PROBLEM TO SOLVE – Transcribe all of the records precisely as they are presented.
** Begin RECORDS SUPPLIED **
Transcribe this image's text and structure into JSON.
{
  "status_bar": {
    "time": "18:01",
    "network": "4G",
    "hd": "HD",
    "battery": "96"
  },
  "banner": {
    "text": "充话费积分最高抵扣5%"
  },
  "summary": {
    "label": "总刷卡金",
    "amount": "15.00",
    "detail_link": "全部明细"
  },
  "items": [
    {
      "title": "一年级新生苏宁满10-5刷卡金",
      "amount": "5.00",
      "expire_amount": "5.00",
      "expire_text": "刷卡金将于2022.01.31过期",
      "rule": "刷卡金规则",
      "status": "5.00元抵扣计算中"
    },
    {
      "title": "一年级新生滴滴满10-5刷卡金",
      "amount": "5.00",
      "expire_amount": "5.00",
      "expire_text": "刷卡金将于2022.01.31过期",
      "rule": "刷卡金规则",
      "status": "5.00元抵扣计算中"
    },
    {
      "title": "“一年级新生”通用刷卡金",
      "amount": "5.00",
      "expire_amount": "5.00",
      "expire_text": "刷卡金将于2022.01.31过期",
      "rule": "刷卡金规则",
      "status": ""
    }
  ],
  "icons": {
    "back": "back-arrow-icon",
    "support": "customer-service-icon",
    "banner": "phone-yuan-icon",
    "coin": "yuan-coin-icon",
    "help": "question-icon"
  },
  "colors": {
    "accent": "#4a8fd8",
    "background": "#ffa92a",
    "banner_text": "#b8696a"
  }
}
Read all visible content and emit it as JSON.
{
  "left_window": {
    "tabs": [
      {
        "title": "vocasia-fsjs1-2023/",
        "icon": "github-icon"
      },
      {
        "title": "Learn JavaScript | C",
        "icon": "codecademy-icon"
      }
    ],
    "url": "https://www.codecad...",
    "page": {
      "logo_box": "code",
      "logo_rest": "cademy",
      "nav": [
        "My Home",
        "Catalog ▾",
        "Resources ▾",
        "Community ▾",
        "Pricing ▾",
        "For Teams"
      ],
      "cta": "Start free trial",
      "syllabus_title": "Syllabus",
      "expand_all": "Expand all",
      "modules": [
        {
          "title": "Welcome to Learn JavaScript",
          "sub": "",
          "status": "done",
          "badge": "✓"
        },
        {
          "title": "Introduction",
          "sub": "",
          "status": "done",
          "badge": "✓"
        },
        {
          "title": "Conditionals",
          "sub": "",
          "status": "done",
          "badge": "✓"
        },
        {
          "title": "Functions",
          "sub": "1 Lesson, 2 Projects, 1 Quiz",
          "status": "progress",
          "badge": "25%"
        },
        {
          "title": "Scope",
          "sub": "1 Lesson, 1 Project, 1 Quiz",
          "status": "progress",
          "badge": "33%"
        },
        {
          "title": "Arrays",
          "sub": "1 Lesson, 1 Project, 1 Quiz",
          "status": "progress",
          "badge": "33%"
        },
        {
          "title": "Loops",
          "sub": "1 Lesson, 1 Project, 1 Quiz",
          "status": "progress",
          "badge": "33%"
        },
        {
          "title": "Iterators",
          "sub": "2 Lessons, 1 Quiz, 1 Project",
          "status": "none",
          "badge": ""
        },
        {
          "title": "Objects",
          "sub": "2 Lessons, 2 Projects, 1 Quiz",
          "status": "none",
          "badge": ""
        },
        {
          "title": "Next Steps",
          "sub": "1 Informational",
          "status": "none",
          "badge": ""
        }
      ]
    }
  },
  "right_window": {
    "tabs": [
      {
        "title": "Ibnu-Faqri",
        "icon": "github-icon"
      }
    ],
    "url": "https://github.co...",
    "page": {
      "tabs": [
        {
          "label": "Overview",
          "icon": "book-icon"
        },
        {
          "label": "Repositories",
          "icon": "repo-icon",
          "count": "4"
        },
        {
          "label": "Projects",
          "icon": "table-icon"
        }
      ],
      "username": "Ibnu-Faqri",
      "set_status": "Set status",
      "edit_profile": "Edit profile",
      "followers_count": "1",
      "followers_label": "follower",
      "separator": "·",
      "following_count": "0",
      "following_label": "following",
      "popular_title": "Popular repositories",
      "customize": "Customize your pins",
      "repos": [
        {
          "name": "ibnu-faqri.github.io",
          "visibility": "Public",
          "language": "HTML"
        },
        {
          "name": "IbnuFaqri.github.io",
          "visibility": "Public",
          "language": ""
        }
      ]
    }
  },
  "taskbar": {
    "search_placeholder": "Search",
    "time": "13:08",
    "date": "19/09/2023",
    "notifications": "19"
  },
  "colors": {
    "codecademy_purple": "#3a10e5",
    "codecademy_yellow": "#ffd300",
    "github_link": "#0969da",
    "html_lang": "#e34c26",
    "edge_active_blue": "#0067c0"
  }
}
** End RECORDS SUPPLIED **
ANSWER TO THE EXERCISE –
Transcribe this image's text and structure into JSON.
{
  "status_bar": {
    "time": "18:01",
    "network": "4G",
    "hd": "HD",
    "battery": "96"
  },
  "banner": {
    "text": "充话费积分最高抵扣5%"
  },
  "summary": {
    "label": "总刷卡金",
    "amount": "15.00",
    "detail_link": "全部明细"
  },
  "items": [
    {
      "title": "一年级新生苏宁满10-5刷卡金",
      "amount": "5.00",
      "expire_amount": "5.00",
      "expire_text": "刷卡金将于2022.01.31过期",
      "rule": "刷卡金规则",
      "status": "5.00元抵扣计算中"
    },
    {
      "title": "一年级新生滴滴满10-5刷卡金",
      "amount": "5.00",
      "expire_amount": "5.00",
      "expire_text": "刷卡金将于2022.01.31过期",
      "rule": "刷卡金规则",
      "status": "5.00元抵扣计算中"
    },
    {
      "title": "“一年级新生”通用刷卡金",
      "amount": "5.00",
      "expire_amount": "5.00",
      "expire_text": "刷卡金将于2022.01.31过期",
      "rule": "刷卡金规则",
      "status": ""
    }
  ],
  "icons": {
    "back": "back-arrow-icon",
    "support": "customer-service-icon",
    "banner": "phone-yuan-icon",
    "coin": "yuan-coin-icon",
    "help": "question-icon"
  },
  "colors": {
    "accent": "#4a8fd8",
    "background": "#ffa92a",
    "banner_text": "#b8696a"
  }
}
Read all visible content and emit it as JSON.
{
  "left_window": {
    "tabs": [
      {
        "title": "vocasia-fsjs1-2023/",
        "icon": "github-icon"
      },
      {
        "title": "Learn JavaScript | C",
        "icon": "codecademy-icon"
      }
    ],
    "url": "https://www.codecad...",
    "page": {
      "logo_box": "code",
      "logo_rest": "cademy",
      "nav": [
        "My Home",
        "Catalog ▾",
        "Resources ▾",
        "Community ▾",
        "Pricing ▾",
        "For Teams"
      ],
      "cta": "Start free trial",
      "syllabus_title": "Syllabus",
      "expand_all": "Expand all",
      "modules": [
        {
          "title": "Welcome to Learn JavaScript",
          "sub": "",
          "status": "done",
          "badge": "✓"
        },
        {
          "title": "Introduction",
          "sub": "",
          "status": "done",
          "badge": "✓"
        },
        {
          "title": "Conditionals",
          "sub": "",
          "status": "done",
          "badge": "✓"
        },
        {
          "title": "Functions",
          "sub": "1 Lesson, 2 Projects, 1 Quiz",
          "status": "progress",
          "badge": "25%"
        },
        {
          "title": "Scope",
          "sub": "1 Lesson, 1 Project, 1 Quiz",
          "status": "progress",
          "badge": "33%"
        },
        {
          "title": "Arrays",
          "sub": "1 Lesson, 1 Project, 1 Quiz",
          "status": "progress",
          "badge": "33%"
        },
        {
          "title": "Loops",
          "sub": "1 Lesson, 1 Project, 1 Quiz",
          "status": "progress",
          "badge": "33%"
        },
        {
          "title": "Iterators",
          "sub": "2 Lessons, 1 Quiz, 1 Project",
          "status": "none",
          "badge": ""
        },
        {
          "title": "Objects",
          "sub": "2 Lessons, 2 Projects, 1 Quiz",
          "status": "none",
          "badge": ""
        },
        {
          "title": "Next Steps",
          "sub": "1 Informational",
          "status": "none",
          "badge": ""
        }
      ]
    }
  },
  "right_window": {
    "tabs": [
      {
        "title": "Ibnu-Faqri",
        "icon": "github-icon"
      }
    ],
    "url": "https://github.co...",
    "page": {
      "tabs": [
        {
          "label": "Overview",
          "icon": "book-icon"
        },
        {
          "label": "Repositories",
          "icon": "repo-icon",
          "count": "4"
        },
        {
          "label": "Projects",
          "icon": "table-icon"
        }
      ],
      "username": "Ibnu-Faqri",
      "set_status": "Set status",
      "edit_profile": "Edit profile",
      "followers_count": "1",
      "followers_label": "follower",
      "separator": "·",
      "following_count": "0",
      "following_label": "following",
      "popular_title": "Popular repositories",
      "customize": "Customize your pins",
      "repos": [
        {
          "name": "ibnu-faqri.github.io",
          "visibility": "Public",
          "language": "HTML"
        },
        {
          "name": "IbnuFaqri.github.io",
          "visibility": "Public",
          "language": ""
        }
      ]
    }
  },
  "taskbar": {
    "search_placeholder": "Search",
    "time": "13:08",
    "date": "19/09/2023",
    "notifications": "19"
  },
  "colors": {
    "codecademy_purple": "#3a10e5",
    "codecademy_yellow": "#ffd300",
    "github_link": "#0969da",
    "html_lang": "#e34c26",
    "edge_active_blue": "#0067c0"
  }
}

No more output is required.